■ TASK INPUT:
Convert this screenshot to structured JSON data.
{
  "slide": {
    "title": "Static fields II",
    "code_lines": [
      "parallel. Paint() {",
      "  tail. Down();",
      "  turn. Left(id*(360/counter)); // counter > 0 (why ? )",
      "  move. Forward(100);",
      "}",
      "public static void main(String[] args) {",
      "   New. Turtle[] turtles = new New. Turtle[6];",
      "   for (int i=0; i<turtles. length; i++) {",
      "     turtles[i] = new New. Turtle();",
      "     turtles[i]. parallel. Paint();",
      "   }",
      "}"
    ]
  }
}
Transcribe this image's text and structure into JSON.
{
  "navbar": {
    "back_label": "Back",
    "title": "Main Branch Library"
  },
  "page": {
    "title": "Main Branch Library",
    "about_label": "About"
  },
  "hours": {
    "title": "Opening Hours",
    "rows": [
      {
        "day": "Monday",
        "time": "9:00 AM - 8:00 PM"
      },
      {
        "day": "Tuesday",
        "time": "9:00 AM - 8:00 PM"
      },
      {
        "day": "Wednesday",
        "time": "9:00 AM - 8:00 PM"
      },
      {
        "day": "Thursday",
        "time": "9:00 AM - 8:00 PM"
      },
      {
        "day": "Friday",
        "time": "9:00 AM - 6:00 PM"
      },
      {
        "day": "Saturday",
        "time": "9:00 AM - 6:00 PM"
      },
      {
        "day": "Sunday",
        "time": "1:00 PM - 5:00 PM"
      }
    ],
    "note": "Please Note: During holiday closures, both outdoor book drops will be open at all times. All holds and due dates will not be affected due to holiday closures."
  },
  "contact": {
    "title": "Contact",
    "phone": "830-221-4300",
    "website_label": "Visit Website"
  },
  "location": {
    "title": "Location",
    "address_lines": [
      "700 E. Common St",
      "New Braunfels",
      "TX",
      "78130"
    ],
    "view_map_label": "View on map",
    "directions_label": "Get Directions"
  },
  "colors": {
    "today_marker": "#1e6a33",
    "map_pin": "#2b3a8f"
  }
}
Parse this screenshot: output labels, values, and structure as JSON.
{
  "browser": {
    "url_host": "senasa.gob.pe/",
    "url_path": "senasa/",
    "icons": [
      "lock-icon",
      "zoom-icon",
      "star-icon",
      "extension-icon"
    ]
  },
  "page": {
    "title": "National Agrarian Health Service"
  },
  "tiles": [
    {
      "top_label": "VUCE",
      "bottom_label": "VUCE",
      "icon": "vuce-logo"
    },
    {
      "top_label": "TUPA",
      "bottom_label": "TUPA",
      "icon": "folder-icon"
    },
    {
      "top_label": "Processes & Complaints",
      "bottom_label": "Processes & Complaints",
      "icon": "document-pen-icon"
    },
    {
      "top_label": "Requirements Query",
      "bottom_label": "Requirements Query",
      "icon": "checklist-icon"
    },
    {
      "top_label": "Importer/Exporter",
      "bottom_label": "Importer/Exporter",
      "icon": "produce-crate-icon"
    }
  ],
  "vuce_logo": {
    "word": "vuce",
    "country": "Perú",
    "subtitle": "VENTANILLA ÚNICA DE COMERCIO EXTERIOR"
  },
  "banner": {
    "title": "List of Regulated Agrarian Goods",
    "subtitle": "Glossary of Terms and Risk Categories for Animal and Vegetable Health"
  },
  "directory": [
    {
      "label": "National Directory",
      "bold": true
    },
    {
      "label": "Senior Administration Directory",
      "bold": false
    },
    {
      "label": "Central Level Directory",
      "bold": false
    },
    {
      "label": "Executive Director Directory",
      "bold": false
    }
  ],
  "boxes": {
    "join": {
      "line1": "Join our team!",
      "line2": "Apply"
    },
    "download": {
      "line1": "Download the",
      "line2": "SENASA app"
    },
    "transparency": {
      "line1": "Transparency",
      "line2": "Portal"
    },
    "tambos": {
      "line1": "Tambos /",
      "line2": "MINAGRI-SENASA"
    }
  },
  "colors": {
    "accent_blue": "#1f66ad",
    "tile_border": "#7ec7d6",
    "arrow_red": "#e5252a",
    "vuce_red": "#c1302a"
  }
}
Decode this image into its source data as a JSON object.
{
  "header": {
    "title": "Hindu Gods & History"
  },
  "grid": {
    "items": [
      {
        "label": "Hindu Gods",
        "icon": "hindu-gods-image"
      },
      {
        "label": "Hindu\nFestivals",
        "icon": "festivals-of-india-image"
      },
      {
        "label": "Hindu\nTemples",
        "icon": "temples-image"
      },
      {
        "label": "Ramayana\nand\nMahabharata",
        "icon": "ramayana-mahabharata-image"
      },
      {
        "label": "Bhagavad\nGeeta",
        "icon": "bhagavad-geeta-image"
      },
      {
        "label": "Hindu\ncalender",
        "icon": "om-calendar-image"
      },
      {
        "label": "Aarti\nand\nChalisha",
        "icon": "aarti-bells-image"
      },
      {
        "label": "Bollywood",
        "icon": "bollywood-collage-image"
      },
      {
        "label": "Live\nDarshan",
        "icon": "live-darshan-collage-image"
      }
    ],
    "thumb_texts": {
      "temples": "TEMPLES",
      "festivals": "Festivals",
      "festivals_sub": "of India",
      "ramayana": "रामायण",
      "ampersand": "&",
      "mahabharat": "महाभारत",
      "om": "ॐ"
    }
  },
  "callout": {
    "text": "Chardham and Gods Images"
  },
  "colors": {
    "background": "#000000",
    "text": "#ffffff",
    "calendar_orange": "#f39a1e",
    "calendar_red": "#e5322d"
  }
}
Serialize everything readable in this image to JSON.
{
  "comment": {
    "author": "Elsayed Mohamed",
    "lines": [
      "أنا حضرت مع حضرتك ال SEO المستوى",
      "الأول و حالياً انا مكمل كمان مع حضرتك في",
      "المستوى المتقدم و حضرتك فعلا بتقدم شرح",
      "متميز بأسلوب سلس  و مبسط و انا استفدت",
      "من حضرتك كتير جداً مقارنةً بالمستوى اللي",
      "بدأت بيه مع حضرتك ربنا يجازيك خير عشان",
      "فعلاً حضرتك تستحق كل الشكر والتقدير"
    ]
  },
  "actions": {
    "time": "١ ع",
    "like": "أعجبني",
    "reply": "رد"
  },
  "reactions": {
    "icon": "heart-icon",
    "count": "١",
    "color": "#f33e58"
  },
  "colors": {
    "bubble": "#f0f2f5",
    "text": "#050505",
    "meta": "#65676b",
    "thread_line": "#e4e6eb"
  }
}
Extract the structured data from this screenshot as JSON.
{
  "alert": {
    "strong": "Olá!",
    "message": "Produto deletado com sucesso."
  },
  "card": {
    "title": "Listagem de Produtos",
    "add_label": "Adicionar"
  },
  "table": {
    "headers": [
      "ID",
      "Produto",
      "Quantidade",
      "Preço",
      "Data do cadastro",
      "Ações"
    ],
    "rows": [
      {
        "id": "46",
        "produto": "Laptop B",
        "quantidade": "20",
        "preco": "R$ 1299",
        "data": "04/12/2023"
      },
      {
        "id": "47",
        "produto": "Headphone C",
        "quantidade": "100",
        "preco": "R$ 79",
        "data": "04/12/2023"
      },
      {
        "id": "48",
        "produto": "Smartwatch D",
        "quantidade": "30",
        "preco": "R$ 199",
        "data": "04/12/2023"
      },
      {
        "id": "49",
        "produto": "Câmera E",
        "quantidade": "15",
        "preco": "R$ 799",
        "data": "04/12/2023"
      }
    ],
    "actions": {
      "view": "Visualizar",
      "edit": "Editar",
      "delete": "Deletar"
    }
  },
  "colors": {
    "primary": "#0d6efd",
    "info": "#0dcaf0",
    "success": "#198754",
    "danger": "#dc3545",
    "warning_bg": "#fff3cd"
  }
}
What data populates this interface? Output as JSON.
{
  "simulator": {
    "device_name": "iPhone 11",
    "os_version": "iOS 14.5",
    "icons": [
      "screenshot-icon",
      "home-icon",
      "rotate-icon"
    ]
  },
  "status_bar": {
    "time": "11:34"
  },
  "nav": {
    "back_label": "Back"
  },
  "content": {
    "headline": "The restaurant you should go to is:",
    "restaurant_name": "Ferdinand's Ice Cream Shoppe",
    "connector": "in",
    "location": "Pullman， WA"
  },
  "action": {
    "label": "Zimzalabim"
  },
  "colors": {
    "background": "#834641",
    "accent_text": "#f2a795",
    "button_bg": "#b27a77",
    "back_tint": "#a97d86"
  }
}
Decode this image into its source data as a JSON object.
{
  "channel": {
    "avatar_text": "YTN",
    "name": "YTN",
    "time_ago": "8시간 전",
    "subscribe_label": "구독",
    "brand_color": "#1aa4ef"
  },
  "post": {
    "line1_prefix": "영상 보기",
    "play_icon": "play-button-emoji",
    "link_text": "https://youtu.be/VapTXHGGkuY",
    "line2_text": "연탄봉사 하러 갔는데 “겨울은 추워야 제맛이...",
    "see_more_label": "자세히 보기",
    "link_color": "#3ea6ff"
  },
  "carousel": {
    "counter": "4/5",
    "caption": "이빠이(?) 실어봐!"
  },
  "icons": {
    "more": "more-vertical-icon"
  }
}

■ WRITTEN EXERCISE:
Check the data for the word "parallel" and pull out the lines that have it.

■ RESULT BELOW:
      "parallel. Paint() {",
      "     turtles[i]. parallel. Paint();",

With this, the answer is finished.